• _AIM OF THE TASK_
Beneath this sentence is a set of records; write each of them out exactly.

• _ENTRIES SUPPLIED_
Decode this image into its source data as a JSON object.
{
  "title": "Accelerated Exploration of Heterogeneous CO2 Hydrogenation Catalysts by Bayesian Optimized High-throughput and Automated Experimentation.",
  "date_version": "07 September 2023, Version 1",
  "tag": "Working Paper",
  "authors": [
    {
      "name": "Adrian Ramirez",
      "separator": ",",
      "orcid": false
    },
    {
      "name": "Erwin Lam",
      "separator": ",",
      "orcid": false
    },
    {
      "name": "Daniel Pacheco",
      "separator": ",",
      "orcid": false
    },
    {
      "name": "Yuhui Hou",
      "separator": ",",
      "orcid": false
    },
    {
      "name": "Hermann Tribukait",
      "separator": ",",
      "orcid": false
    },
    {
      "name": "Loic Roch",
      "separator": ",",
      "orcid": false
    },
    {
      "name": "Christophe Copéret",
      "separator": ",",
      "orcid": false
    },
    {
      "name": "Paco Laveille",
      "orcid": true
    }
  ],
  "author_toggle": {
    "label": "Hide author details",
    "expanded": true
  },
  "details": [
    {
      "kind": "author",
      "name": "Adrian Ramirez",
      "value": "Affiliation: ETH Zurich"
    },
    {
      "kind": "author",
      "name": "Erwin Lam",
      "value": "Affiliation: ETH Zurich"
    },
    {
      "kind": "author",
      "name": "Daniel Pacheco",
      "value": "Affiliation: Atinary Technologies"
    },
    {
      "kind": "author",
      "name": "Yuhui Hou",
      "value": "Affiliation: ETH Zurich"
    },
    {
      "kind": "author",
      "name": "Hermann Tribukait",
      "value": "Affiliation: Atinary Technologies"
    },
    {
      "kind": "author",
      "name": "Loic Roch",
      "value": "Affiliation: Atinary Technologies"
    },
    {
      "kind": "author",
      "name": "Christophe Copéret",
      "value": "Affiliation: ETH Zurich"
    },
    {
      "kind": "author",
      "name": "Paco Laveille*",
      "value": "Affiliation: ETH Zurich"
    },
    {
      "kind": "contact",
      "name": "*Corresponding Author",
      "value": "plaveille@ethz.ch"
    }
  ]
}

• _OUTPUT FOR THIS EXERCISE_
Decode this image into its source data as a JSON object.
{
  "title": "Accelerated Exploration of Heterogeneous CO2 Hydrogenation Catalysts by Bayesian Optimized High-throughput and Automated Experimentation.",
  "date_version": "07 September 2023, Version 1",
  "tag": "Working Paper",
  "authors": [
    {
      "name": "Adrian Ramirez",
      "separator": ",",
      "orcid": false
    },
    {
      "name": "Erwin Lam",
      "separator": ",",
      "orcid": false
    },
    {
      "name": "Daniel Pacheco",
      "separator": ",",
      "orcid": false
    },
    {
      "name": "Yuhui Hou",
      "separator": ",",
      "orcid": false
    },
    {
      "name": "Hermann Tribukait",
      "separator": ",",
      "orcid": false
    },
    {
      "name": "Loic Roch",
      "separator": ",",
      "orcid": false
    },
    {
      "name": "Christophe Copéret",
      "separator": ",",
      "orcid": false
    },
    {
      "name": "Paco Laveille",
      "orcid": true
    }
  ],
  "author_toggle": {
    "label": "Hide author details",
    "expanded": true
  },
  "details": [
    {
      "kind": "author",
      "name": "Adrian Ramirez",
      "value": "Affiliation: ETH Zurich"
    },
    {
      "kind": "author",
      "name": "Erwin Lam",
      "value": "Affiliation: ETH Zurich"
    },
    {
      "kind": "author",
      "name": "Daniel Pacheco",
      "value": "Affiliation: Atinary Technologies"
    },
    {
      "kind": "author",
      "name": "Yuhui Hou",
      "value": "Affiliation: ETH Zurich"
    },
    {
      "kind": "author",
      "name": "Hermann Tribukait",
      "value": "Affiliation: Atinary Technologies"
    },
    {
      "kind": "author",
      "name": "Loic Roch",
      "value": "Affiliation: Atinary Technologies"
    },
    {
      "kind": "author",
      "name": "Christophe Copéret",
      "value": "Affiliation: ETH Zurich"
    },
    {
      "kind": "author",
      "name": "Paco Laveille*",
      "value": "Affiliation: ETH Zurich"
    },
    {
      "kind": "contact",
      "name": "*Corresponding Author",
      "value": "plaveille@ethz.ch"
    }
  ]
}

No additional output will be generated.